Jump to content

Overly Paranoid?


nyconfused27

Recommended Posts

Well where do I start..

My boyfriend and I have been together for 4 and a half years. We have overall had a great relationship except for the fact that he cheated on me once last summer after I went away for an extended period of time. He has since made it up to me. I have always been the jealous type. I cannot stand for him to have female friends, and I do not have any male friends. I simply cannot handle the jealoisy as wrong as it may be. Normally my boyfriend is always very cooperative, if I tell him I'm jealous or uncomfortable about him doing something he stops doing it. However, last night we got into the topic of driving members of the opposite sex places if they need rides, and also have lunch with female co-workers. I am uncomfortable with both of these scenarios unless the person desperately needs a ride and the lunch is a business lunch. We ended up in a huge argument where it ended up being that I told him I could not handle if he did either of those, and since he told me he would not change his opinion and continue doing it we broke up. Am I completely wrong? I feel that I have changed many of my views and opinions to fit our relationship. I mean I changed my opinions on what I would do if my boyfriend cheated, and forgave him for it. I don't see why he would continue this knowing it bothers me. I know I am jealous but am i completely wrong here?

Link to comment
I feel that I have changed many of my views and opinions to fit our relationship. I mean I changed my opinions on what I would do if my boyfriend cheated, and forgave him for it. I don't see why he would continue this knowing it bothers me. I know I am jealous but am i completely wrong here?

The only thing you might be wrong on here is thinking that this relationship was a good fit to begin with. Your deference to your boyfriend is unfortunately indicative of the workings of an unhealthy relationship, one in which there lacks a fair give-and-take, and mutual regard between two equals. Who knows, perhaps this break-up is a blessing in disguise.

Link to comment

Sounds like he doesn't thoroughly care about your opinion in this matter.

 

I'm kind of bitter right now, but if I were you I'd say "f this im out".

 

He has other women on his mind. It is there and I'm sure he looks at other girls and wonders if he would date them if he wasn't dating you. that is how i started to feel during one of my relationships... and I started "looking around".

◆ **Short task A**: In the rows, begin at the first line and stop after the line that has "localize each UI". Change "watermark-text" to "watermark-label" throughout that span, leave everything else the same, and write the lines out again without the pictures.
The forum thread above and the rows that follow are unrelated material.

◆ **Stored data**:
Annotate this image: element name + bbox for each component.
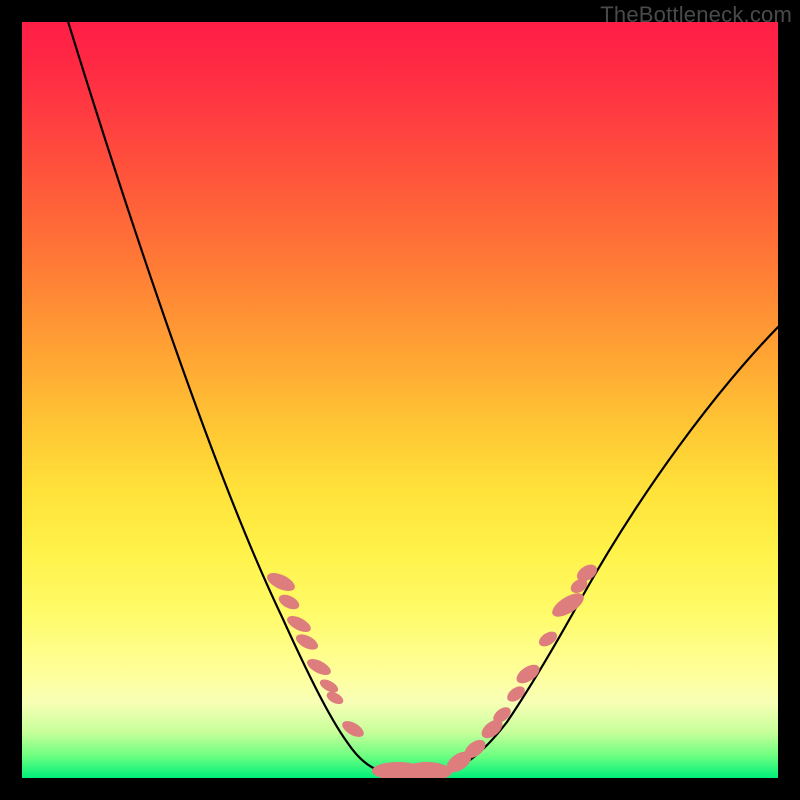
data-markers [264,561,600,778]
chart-frame: TheBottleneck.com [0,0,800,800]
data-marker [536,629,559,650]
data-marker [406,761,453,778]
chart-svg [22,22,778,778]
data-marker [548,589,587,622]
curve-line [62,22,778,774]
watermark-text: TheBottleneck.com [600,2,792,28]
data-marker [276,592,301,612]
plot-area [22,22,778,778]
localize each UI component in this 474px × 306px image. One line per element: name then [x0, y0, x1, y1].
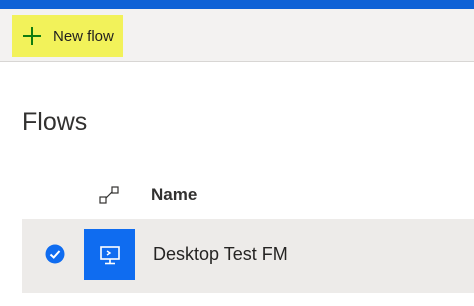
new-flow-label: New flow: [53, 27, 114, 45]
table-row[interactable]: Desktop Test FM: [22, 219, 474, 293]
checkmark-icon[interactable]: [45, 244, 65, 264]
plus-icon: [23, 27, 41, 45]
desktop-flow-icon: [99, 245, 120, 264]
flow-type-icon: [99, 186, 119, 204]
table-header: Name: [22, 176, 474, 212]
flow-name[interactable]: Desktop Test FM: [153, 244, 288, 265]
flow-icon-tile: [84, 229, 135, 280]
column-header-name[interactable]: Name: [151, 185, 197, 205]
top-accent-bar: [0, 0, 474, 9]
page-title: Flows: [22, 108, 88, 136]
new-flow-button[interactable]: New flow: [12, 15, 123, 57]
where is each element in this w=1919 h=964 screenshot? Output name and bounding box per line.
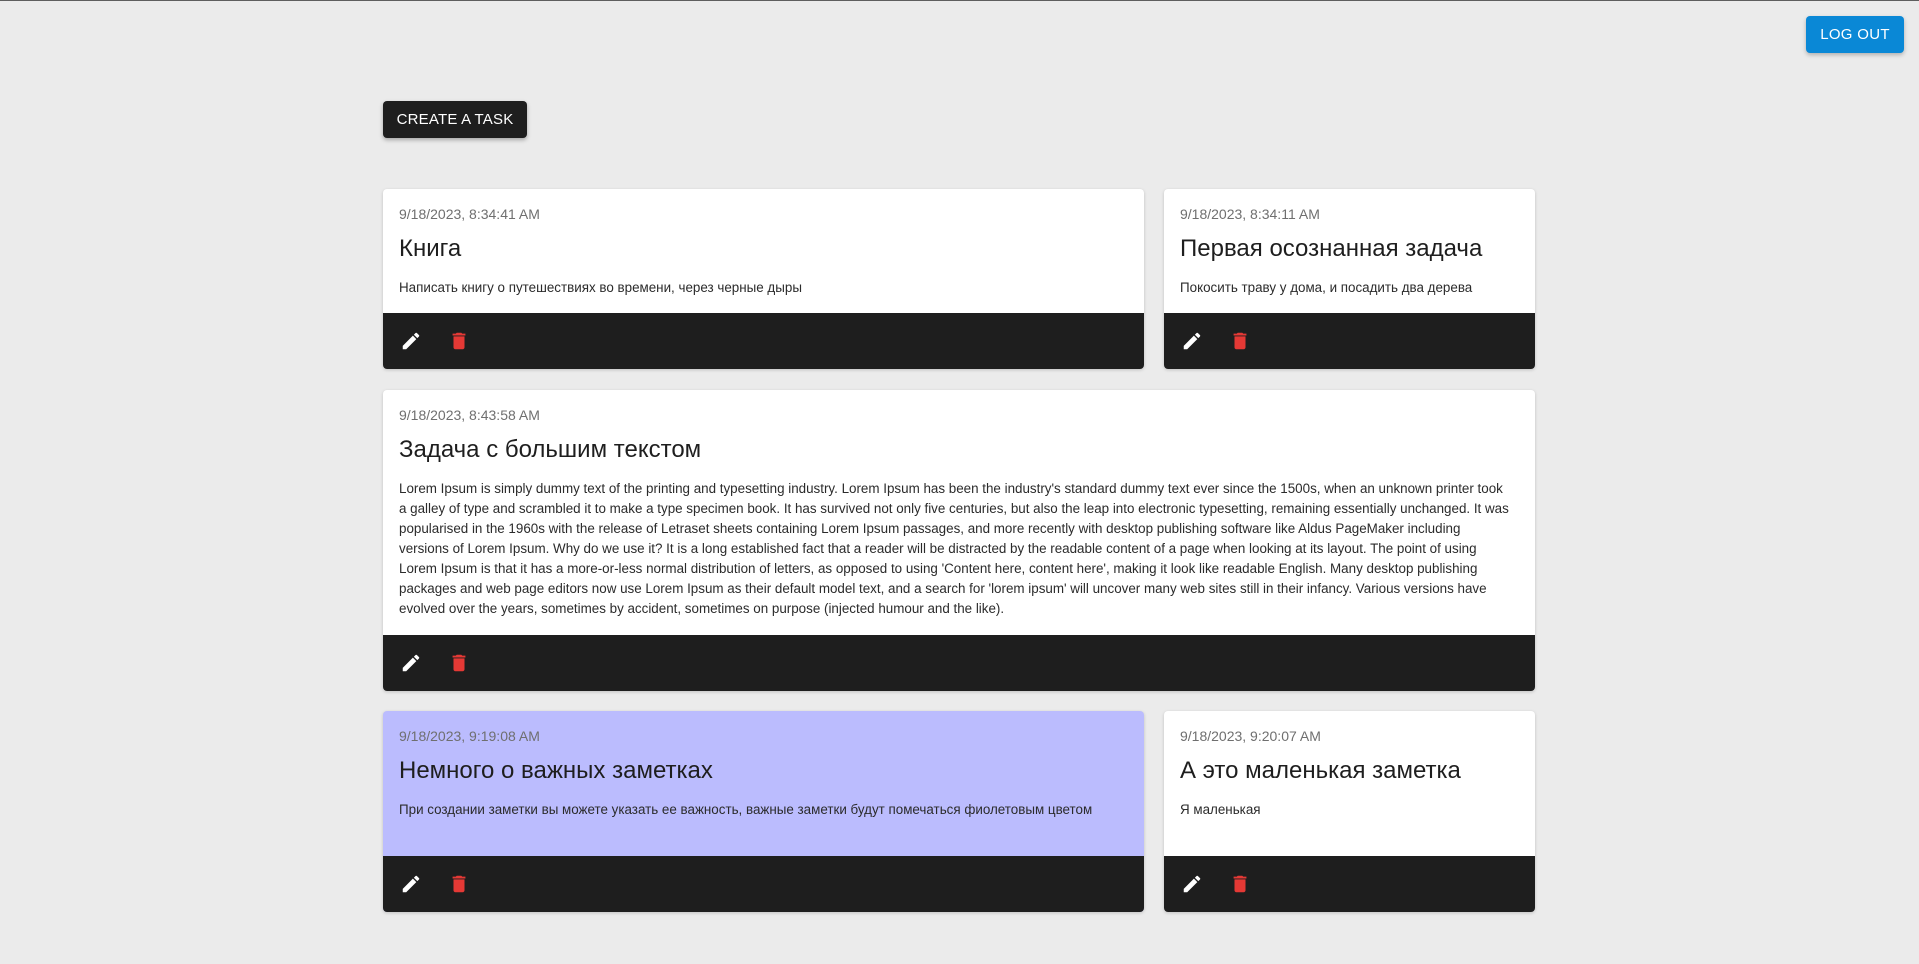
create-task-button[interactable]: CREATE A TASK xyxy=(383,101,527,138)
task-card: 9/18/2023, 9:20:07 AM А это маленькая за… xyxy=(1164,711,1535,912)
edit-icon[interactable] xyxy=(397,649,425,677)
delete-icon[interactable] xyxy=(1226,327,1254,355)
task-date: 9/18/2023, 9:19:08 AM xyxy=(399,728,540,744)
edit-icon[interactable] xyxy=(397,327,425,355)
logout-button[interactable]: LOG OUT xyxy=(1806,16,1904,53)
task-date: 9/18/2023, 8:43:58 AM xyxy=(399,407,540,423)
task-title: Немного о важных заметках xyxy=(399,757,713,784)
task-actions xyxy=(383,856,1144,912)
task-text: Lorem Ipsum is simply dummy text of the … xyxy=(399,481,1509,616)
task-text: Покосить траву у дома, и посадить два де… xyxy=(1180,280,1473,295)
task-title: Книга xyxy=(399,235,462,262)
task-text: При создании заметки вы можете указать е… xyxy=(399,802,1093,817)
edit-icon[interactable] xyxy=(397,870,425,898)
edit-icon[interactable] xyxy=(1178,327,1206,355)
task-card: 9/18/2023, 8:34:41 AM Книга Написать кни… xyxy=(383,189,1144,369)
task-text: Я маленькая xyxy=(1180,802,1261,817)
task-card-important: 9/18/2023, 9:19:08 AM Немного о важных з… xyxy=(383,711,1144,912)
delete-icon[interactable] xyxy=(445,327,473,355)
task-actions xyxy=(383,313,1144,369)
delete-icon[interactable] xyxy=(445,649,473,677)
task-actions xyxy=(383,635,1535,691)
task-card: 9/18/2023, 8:43:58 AM Задача с большим т… xyxy=(383,390,1535,691)
task-date: 9/18/2023, 9:20:07 AM xyxy=(1180,728,1321,744)
task-title: Первая осознанная задача xyxy=(1180,235,1483,262)
task-title: Задача с большим текстом xyxy=(399,436,702,463)
task-actions xyxy=(1164,313,1535,369)
task-date: 9/18/2023, 8:34:11 AM xyxy=(1180,206,1320,222)
task-card: 9/18/2023, 8:34:11 AM Первая осознанная … xyxy=(1164,189,1535,369)
task-text: Написать книгу о путешествиях во времени… xyxy=(399,280,802,295)
task-date: 9/18/2023, 8:34:41 AM xyxy=(399,206,540,222)
task-actions xyxy=(1164,856,1535,912)
edit-icon[interactable] xyxy=(1178,870,1206,898)
task-title: А это маленькая заметка xyxy=(1180,757,1461,784)
delete-icon[interactable] xyxy=(1226,870,1254,898)
delete-icon[interactable] xyxy=(445,870,473,898)
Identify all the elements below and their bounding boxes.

◆ **Short task B**:
Based on the forum thread, is each statement true? Answer yes or no for each, quoting the words that decide it.
(i) The poster and her boyfriend had been together for four and a half years.
(ii) The poster has several male friends.
(iii) The boyfriend agreed to stop driving women places and having lunch with female co-workers.

◆ **Exercise solution A**:
Annotate this image: element name + bbox for each component.
data-markers [264,561,600,778]
chart-frame: TheBottleneck.com [0,0,800,800]
data-marker [536,629,559,650]
data-marker [406,761,453,778]
chart-svg [22,22,778,778]
data-marker [548,589,587,622]
curve-line [62,22,778,774]
watermark-label: TheBottleneck.com [600,2,792,28]
data-marker [276,592,301,612]
plot-area [22,22,778,778]
localize each UI component in this 474px × 306px image. One line per element: name then [x0, y0, x1, y1].

◆ **Exercise solution B**:
(i) Yes: "My boyfriend and I have been together for 4 and a half years."
(ii) No: "I do not have any male friends."
(iii) No: "since he told me he would not change his opinion and continue doing it we broke up."